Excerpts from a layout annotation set

◇ ◇ ◇ ◇

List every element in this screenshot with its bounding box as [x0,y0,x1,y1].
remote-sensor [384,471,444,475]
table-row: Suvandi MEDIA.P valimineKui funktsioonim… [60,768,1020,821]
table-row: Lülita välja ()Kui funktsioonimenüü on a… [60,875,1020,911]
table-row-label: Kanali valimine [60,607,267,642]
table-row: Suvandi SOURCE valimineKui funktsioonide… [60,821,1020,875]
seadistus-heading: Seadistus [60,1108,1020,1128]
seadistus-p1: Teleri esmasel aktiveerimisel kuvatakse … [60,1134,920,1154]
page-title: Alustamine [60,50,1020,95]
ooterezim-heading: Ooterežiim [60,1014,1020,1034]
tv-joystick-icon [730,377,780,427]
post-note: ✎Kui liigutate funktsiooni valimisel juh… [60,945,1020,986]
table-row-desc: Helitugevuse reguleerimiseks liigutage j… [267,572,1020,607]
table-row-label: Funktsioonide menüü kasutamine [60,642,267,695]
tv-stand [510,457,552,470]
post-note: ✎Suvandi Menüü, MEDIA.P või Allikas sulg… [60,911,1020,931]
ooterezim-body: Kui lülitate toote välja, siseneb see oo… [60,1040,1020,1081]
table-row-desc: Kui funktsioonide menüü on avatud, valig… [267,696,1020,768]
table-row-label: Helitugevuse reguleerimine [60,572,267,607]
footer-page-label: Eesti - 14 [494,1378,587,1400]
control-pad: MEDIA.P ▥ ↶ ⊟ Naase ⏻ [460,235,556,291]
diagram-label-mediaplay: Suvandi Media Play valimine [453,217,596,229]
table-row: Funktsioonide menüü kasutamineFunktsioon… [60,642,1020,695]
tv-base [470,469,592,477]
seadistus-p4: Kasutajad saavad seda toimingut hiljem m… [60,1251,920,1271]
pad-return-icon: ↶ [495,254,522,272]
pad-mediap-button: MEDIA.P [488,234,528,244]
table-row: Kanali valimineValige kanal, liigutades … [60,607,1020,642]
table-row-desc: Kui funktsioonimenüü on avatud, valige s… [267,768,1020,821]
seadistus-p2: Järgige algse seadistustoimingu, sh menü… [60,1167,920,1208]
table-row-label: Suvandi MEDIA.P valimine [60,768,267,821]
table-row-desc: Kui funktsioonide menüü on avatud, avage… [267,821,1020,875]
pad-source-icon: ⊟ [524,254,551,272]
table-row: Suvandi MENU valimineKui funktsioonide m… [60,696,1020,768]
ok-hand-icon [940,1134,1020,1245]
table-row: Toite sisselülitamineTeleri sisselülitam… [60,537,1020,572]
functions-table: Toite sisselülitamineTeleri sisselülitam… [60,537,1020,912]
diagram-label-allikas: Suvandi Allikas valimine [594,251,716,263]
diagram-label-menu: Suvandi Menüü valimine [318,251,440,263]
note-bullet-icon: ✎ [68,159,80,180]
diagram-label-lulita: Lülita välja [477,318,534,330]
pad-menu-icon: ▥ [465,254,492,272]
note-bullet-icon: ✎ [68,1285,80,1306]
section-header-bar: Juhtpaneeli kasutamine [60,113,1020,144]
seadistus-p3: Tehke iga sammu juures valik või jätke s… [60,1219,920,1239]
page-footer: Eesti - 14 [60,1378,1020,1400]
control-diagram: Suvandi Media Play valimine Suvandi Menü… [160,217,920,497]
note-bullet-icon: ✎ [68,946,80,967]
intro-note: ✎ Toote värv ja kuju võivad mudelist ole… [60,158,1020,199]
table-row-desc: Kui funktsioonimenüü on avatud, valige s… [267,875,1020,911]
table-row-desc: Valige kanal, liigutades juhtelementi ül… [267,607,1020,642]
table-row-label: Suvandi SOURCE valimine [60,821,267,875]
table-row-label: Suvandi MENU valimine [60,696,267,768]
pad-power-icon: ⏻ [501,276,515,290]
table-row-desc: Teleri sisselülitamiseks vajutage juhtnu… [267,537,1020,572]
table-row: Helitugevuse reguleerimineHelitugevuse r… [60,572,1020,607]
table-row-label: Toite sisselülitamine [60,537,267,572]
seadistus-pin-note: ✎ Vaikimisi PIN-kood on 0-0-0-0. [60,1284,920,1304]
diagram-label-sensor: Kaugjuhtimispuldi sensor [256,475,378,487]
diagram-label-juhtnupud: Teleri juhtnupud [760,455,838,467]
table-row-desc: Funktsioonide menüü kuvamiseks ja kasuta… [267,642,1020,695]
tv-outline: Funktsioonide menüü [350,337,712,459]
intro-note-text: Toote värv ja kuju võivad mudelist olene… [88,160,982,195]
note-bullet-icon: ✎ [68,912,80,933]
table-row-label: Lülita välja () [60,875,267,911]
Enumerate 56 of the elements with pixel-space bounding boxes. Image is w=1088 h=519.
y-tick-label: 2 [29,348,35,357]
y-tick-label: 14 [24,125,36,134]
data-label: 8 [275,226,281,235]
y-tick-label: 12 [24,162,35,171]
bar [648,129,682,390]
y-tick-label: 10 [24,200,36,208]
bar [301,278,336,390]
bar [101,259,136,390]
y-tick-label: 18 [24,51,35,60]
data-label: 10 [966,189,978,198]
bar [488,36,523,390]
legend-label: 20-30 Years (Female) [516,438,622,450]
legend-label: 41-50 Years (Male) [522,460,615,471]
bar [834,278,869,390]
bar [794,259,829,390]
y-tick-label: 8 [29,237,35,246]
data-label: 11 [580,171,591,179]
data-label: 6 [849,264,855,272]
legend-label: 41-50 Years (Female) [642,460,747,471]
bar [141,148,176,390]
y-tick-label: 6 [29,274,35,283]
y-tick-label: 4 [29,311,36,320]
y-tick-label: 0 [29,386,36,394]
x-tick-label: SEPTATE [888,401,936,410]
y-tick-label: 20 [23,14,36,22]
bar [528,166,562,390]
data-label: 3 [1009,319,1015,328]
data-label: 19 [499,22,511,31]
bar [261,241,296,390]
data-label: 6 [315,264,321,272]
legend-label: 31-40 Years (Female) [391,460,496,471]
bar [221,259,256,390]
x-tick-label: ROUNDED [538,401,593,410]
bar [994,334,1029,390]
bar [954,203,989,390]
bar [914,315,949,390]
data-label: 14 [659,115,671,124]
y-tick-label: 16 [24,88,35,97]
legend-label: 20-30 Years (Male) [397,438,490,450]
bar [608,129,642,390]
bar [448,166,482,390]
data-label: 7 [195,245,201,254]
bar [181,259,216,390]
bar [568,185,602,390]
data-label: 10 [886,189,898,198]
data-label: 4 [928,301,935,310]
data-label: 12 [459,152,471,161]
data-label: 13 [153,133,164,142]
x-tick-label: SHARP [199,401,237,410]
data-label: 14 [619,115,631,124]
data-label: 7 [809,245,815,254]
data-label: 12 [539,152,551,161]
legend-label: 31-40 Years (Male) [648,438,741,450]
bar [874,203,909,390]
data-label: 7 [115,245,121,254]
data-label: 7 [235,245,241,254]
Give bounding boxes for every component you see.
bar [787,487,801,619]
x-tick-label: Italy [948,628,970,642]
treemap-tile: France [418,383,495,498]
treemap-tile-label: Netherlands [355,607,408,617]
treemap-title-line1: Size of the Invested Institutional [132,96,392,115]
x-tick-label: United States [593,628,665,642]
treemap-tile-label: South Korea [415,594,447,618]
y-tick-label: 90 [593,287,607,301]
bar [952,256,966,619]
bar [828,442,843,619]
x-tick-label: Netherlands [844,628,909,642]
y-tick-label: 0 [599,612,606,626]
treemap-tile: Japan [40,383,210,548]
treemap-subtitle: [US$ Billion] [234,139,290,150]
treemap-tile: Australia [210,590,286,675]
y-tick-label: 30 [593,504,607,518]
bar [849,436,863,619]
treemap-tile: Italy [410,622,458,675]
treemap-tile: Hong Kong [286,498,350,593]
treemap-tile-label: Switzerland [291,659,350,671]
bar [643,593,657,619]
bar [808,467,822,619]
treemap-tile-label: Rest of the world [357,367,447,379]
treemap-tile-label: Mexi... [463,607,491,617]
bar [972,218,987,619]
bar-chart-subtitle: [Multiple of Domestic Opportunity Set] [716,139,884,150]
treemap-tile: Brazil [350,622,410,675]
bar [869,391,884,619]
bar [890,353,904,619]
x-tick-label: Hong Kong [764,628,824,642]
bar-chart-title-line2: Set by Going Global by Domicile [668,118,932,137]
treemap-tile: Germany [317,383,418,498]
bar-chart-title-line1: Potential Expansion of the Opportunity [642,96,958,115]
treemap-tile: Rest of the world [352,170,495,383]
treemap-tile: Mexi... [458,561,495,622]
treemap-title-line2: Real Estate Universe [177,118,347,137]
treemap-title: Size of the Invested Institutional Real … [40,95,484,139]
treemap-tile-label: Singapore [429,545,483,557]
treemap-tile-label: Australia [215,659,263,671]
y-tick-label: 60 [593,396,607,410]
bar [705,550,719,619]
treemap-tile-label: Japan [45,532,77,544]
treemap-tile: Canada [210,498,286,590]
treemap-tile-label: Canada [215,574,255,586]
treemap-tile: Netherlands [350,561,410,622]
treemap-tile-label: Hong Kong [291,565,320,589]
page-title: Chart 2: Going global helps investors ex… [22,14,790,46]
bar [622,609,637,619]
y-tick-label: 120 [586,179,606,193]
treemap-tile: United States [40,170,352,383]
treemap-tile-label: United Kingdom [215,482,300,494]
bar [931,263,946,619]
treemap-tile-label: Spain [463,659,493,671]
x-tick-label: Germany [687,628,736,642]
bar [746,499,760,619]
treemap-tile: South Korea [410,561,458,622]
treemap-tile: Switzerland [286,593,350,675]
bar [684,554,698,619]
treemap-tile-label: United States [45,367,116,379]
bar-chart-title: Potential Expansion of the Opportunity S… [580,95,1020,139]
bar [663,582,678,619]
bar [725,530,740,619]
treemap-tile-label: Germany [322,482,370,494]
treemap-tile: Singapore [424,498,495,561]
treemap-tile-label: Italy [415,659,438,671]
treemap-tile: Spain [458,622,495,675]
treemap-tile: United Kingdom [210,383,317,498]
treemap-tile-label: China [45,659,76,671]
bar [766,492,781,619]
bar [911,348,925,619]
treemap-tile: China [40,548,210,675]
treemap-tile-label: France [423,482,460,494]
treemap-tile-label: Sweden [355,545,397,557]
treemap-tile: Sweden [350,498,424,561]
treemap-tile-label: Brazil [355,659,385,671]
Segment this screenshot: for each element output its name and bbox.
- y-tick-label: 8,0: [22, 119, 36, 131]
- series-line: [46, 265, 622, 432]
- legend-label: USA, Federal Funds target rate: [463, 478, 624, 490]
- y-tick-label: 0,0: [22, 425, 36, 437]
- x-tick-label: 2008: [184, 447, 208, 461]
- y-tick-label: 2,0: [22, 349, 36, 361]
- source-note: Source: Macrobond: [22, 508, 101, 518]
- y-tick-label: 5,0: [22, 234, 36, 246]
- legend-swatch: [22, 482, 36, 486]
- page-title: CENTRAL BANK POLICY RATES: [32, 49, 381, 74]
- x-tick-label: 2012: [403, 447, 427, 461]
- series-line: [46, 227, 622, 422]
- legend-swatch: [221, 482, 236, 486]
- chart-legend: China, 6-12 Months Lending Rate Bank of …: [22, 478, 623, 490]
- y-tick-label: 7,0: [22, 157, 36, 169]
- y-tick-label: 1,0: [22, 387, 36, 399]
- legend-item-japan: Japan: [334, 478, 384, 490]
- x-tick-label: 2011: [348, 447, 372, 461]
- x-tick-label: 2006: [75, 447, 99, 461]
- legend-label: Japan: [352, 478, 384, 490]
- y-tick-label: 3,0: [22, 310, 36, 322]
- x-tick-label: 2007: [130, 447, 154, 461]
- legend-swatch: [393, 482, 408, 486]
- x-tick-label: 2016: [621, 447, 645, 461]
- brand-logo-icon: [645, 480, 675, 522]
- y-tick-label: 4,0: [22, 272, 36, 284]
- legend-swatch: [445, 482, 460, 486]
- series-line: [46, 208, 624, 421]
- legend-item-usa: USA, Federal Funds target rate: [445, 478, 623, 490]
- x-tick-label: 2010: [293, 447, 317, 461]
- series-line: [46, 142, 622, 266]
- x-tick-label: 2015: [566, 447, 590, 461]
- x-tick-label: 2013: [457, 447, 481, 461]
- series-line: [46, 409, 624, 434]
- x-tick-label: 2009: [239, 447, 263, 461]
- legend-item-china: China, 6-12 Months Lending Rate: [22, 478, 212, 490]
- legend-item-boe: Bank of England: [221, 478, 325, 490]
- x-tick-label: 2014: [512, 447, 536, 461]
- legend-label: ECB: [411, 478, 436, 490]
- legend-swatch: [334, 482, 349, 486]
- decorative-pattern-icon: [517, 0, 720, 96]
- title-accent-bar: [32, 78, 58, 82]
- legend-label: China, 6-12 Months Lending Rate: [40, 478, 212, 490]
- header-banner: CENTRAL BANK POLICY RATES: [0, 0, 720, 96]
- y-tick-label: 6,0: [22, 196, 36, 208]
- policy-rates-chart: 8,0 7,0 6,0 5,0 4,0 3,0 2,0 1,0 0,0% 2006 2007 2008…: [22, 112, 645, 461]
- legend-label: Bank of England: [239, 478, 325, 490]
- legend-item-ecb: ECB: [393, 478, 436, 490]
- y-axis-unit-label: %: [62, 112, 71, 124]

◇ ◇ ◇ ◇

## TO BE DONE
Transcribe the records above verbatim from their first line through the line that contains "table-row: Lülita välja". Include both of those lines.

## ANSWER TO THIS PROBLEM
List every element in this screenshot with its bounding box as [x0,y0,x1,y1].
remote-sensor [384,471,444,475]
table-row: Suvandi MEDIA.P valimineKui funktsioonim… [60,768,1020,821]
table-row: Lülita välja ()Kui funktsioonimenüü on a… [60,875,1020,911]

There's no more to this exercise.